▶ [THE TASK]: Repeat all of the material exactly as given.
---- DATA SECTION
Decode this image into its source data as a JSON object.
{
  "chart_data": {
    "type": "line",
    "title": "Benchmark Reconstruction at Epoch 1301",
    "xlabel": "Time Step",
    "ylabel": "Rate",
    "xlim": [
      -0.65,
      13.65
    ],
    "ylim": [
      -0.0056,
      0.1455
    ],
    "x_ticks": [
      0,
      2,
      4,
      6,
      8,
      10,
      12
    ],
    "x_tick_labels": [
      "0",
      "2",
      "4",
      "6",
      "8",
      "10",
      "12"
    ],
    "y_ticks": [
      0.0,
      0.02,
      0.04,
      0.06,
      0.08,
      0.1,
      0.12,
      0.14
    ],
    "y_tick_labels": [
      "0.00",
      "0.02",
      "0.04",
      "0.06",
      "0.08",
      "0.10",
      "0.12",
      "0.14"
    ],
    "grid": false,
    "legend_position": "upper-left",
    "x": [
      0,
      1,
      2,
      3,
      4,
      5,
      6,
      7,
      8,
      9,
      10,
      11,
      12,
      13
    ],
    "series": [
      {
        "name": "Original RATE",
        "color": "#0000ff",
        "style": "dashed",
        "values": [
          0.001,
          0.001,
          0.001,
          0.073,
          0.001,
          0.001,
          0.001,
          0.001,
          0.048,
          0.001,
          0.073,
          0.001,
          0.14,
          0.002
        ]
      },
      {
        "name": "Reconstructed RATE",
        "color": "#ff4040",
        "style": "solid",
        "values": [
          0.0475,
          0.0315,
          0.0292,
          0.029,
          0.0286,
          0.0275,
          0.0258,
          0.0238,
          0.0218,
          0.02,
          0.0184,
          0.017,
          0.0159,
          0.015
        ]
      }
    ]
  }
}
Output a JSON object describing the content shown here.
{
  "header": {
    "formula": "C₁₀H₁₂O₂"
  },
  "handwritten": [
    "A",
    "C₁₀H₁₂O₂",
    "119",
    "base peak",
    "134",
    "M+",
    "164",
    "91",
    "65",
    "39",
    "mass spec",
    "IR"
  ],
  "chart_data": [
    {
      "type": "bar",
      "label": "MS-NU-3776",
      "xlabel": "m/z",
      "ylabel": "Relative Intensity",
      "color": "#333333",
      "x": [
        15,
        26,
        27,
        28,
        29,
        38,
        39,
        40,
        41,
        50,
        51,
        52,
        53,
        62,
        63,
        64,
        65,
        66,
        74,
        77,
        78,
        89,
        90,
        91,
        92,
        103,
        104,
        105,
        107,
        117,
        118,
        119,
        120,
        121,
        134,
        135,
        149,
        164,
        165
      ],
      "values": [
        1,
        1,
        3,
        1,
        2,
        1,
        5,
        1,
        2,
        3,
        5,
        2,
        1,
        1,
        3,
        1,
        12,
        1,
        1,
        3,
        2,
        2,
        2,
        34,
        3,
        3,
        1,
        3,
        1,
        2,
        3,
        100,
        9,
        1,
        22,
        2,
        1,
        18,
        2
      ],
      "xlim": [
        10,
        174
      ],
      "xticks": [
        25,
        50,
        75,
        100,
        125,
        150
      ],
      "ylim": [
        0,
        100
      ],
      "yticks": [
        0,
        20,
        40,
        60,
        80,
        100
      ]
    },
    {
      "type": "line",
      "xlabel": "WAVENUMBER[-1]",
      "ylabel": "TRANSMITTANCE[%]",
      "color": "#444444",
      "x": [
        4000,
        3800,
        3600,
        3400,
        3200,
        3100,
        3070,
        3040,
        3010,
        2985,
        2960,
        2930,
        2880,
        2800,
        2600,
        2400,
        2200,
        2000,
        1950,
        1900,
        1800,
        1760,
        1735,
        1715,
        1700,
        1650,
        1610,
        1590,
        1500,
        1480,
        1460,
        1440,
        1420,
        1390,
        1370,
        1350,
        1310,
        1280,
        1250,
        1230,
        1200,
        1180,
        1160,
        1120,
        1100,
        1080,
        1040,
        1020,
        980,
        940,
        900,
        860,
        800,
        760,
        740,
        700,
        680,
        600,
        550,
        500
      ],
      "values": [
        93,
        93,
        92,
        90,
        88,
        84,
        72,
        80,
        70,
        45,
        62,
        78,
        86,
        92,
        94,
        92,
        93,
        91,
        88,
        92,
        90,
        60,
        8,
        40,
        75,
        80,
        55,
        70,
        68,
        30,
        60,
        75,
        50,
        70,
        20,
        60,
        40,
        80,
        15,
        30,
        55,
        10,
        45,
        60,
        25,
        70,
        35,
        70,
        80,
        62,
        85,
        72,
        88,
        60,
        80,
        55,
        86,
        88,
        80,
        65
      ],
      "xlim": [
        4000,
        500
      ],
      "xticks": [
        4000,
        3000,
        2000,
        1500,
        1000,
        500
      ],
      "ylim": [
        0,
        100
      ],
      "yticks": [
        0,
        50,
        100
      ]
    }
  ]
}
--------
▶ [ANSWER TO THIS TASK]:
Decode this image into its source data as a JSON object.
{
  "chart_data": {
    "type": "line",
    "title": "Benchmark Reconstruction at Epoch 1301",
    "xlabel": "Time Step",
    "ylabel": "Rate",
    "xlim": [
      -0.65,
      13.65
    ],
    "ylim": [
      -0.0056,
      0.1455
    ],
    "x_ticks": [
      0,
      2,
      4,
      6,
      8,
      10,
      12
    ],
    "x_tick_labels": [
      "0",
      "2",
      "4",
      "6",
      "8",
      "10",
      "12"
    ],
    "y_ticks": [
      0.0,
      0.02,
      0.04,
      0.06,
      0.08,
      0.1,
      0.12,
      0.14
    ],
    "y_tick_labels": [
      "0.00",
      "0.02",
      "0.04",
      "0.06",
      "0.08",
      "0.10",
      "0.12",
      "0.14"
    ],
    "grid": false,
    "legend_position": "upper-left",
    "x": [
      0,
      1,
      2,
      3,
      4,
      5,
      6,
      7,
      8,
      9,
      10,
      11,
      12,
      13
    ],
    "series": [
      {
        "name": "Original RATE",
        "color": "#0000ff",
        "style": "dashed",
        "values": [
          0.001,
          0.001,
          0.001,
          0.073,
          0.001,
          0.001,
          0.001,
          0.001,
          0.048,
          0.001,
          0.073,
          0.001,
          0.14,
          0.002
        ]
      },
      {
        "name": "Reconstructed RATE",
        "color": "#ff4040",
        "style": "solid",
        "values": [
          0.0475,
          0.0315,
          0.0292,
          0.029,
          0.0286,
          0.0275,
          0.0258,
          0.0238,
          0.0218,
          0.02,
          0.0184,
          0.017,
          0.0159,
          0.015
        ]
      }
    ]
  }
}
Output a JSON object describing the content shown here.
{
  "header": {
    "formula": "C₁₀H₁₂O₂"
  },
  "handwritten": [
    "A",
    "C₁₀H₁₂O₂",
    "119",
    "base peak",
    "134",
    "M+",
    "164",
    "91",
    "65",
    "39",
    "mass spec",
    "IR"
  ],
  "chart_data": [
    {
      "type": "bar",
      "label": "MS-NU-3776",
      "xlabel": "m/z",
      "ylabel": "Relative Intensity",
      "color": "#333333",
      "x": [
        15,
        26,
        27,
        28,
        29,
        38,
        39,
        40,
        41,
        50,
        51,
        52,
        53,
        62,
        63,
        64,
        65,
        66,
        74,
        77,
        78,
        89,
        90,
        91,
        92,
        103,
        104,
        105,
        107,
        117,
        118,
        119,
        120,
        121,
        134,
        135,
        149,
        164,
        165
      ],
      "values": [
        1,
        1,
        3,
        1,
        2,
        1,
        5,
        1,
        2,
        3,
        5,
        2,
        1,
        1,
        3,
        1,
        12,
        1,
        1,
        3,
        2,
        2,
        2,
        34,
        3,
        3,
        1,
        3,
        1,
        2,
        3,
        100,
        9,
        1,
        22,
        2,
        1,
        18,
        2
      ],
      "xlim": [
        10,
        174
      ],
      "xticks": [
        25,
        50,
        75,
        100,
        125,
        150
      ],
      "ylim": [
        0,
        100
      ],
      "yticks": [
        0,
        20,
        40,
        60,
        80,
        100
      ]
    },
    {
      "type": "line",
      "xlabel": "WAVENUMBER[-1]",
      "ylabel": "TRANSMITTANCE[%]",
      "color": "#444444",
      "x": [
        4000,
        3800,
        3600,
        3400,
        3200,
        3100,
        3070,
        3040,
        3010,
        2985,
        2960,
        2930,
        2880,
        2800,
        2600,
        2400,
        2200,
        2000,
        1950,
        1900,
        1800,
        1760,
        1735,
        1715,
        1700,
        1650,
        1610,
        1590,
        1500,
        1480,
        1460,
        1440,
        1420,
        1390,
        1370,
        1350,
        1310,
        1280,
        1250,
        1230,
        1200,
        1180,
        1160,
        1120,
        1100,
        1080,
        1040,
        1020,
        980,
        940,
        900,
        860,
        800,
        760,
        740,
        700,
        680,
        600,
        550,
        500
      ],
      "values": [
        93,
        93,
        92,
        90,
        88,
        84,
        72,
        80,
        70,
        45,
        62,
        78,
        86,
        92,
        94,
        92,
        93,
        91,
        88,
        92,
        90,
        60,
        8,
        40,
        75,
        80,
        55,
        70,
        68,
        30,
        60,
        75,
        50,
        70,
        20,
        60,
        40,
        80,
        15,
        30,
        55,
        10,
        45,
        60,
        25,
        70,
        35,
        70,
        80,
        62,
        85,
        72,
        88,
        60,
        80,
        55,
        86,
        88,
        80,
        65
      ],
      "xlim": [
        4000,
        500
      ],
      "xticks": [
        4000,
        3000,
        2000,
        1500,
        1000,
        500
      ],
      "ylim": [
        0,
        100
      ],
      "yticks": [
        0,
        50,
        100
      ]
    }
  ]
}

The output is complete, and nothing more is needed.